▶ TO DO
Look for the string "subtitle" in the lines and copy each line that has it.

▶ MATERIAL FOR THE TASK
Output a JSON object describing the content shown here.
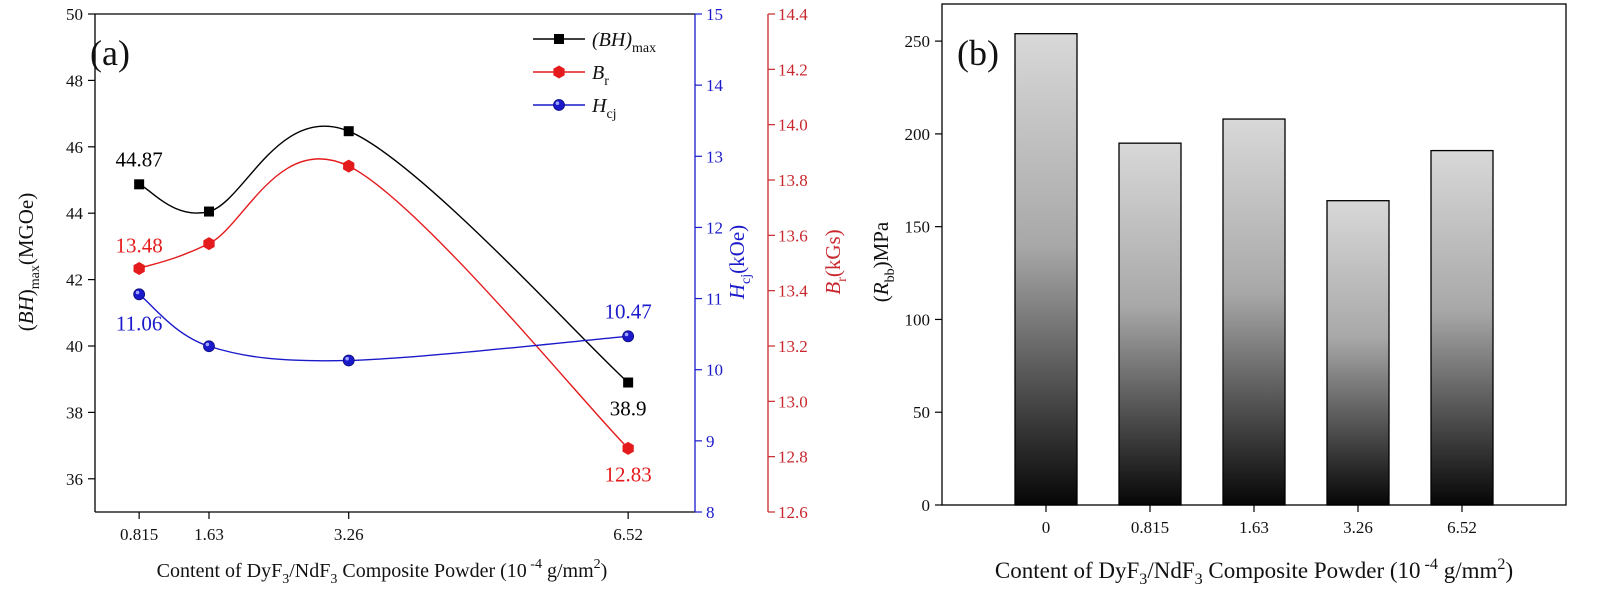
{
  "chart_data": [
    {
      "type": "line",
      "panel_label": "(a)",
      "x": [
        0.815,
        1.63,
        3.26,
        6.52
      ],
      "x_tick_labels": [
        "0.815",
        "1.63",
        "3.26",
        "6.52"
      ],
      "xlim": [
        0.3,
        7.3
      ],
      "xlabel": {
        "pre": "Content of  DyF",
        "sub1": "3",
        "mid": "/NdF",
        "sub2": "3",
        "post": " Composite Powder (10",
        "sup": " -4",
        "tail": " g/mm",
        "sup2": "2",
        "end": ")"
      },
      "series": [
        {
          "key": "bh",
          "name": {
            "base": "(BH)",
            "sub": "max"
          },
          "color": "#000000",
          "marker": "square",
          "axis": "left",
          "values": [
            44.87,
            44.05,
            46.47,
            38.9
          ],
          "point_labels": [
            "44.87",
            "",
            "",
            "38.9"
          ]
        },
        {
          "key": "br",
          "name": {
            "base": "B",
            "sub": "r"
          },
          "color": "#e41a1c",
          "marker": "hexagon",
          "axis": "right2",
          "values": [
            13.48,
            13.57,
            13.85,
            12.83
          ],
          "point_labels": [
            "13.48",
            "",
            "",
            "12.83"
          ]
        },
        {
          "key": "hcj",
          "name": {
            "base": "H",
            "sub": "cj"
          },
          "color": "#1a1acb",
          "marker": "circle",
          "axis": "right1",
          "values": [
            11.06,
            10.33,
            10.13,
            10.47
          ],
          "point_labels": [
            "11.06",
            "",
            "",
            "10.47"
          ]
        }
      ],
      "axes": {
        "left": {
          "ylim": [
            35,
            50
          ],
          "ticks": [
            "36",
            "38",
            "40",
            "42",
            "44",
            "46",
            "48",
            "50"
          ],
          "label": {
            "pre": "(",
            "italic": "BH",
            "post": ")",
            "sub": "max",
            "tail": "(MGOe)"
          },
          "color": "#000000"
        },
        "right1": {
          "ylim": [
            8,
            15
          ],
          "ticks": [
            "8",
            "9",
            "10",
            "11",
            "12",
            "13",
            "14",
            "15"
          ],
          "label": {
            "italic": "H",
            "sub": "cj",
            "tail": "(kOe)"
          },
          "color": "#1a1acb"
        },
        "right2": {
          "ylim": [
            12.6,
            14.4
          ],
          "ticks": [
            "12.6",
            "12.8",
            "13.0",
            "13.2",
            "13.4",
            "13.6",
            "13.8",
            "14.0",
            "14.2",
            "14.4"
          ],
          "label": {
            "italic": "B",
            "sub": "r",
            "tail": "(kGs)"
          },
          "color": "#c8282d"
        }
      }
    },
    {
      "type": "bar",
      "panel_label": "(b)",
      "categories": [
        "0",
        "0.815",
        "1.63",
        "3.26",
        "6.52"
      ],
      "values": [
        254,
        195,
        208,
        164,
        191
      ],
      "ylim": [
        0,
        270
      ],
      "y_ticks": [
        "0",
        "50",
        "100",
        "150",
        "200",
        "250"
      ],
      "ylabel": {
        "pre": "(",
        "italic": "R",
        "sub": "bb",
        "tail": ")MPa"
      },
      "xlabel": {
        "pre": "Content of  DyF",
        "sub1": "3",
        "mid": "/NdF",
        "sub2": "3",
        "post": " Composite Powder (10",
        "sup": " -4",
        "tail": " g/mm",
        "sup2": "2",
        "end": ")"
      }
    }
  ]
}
* * *
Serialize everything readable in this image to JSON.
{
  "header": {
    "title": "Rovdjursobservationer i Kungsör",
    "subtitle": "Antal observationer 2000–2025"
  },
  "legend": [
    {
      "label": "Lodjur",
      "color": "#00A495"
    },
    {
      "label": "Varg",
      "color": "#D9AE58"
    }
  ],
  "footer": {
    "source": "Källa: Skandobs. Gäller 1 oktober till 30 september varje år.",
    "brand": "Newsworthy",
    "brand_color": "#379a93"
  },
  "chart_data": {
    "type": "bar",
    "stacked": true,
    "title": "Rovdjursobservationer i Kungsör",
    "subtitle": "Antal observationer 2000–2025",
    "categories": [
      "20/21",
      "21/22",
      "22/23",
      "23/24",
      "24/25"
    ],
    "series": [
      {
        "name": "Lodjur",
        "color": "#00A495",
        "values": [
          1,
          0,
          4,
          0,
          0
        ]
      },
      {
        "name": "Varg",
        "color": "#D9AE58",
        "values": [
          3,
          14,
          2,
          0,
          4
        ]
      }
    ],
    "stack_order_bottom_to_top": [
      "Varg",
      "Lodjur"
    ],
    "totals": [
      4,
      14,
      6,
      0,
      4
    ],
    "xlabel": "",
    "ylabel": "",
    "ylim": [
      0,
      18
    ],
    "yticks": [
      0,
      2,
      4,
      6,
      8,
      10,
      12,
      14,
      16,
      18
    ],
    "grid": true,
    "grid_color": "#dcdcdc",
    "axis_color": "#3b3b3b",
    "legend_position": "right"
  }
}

▶ RESPONSE FOR THIS EXERCISE
    "subtitle": "Antal observationer 2000–2025"
    "subtitle": "Antal observationer 2000–2025",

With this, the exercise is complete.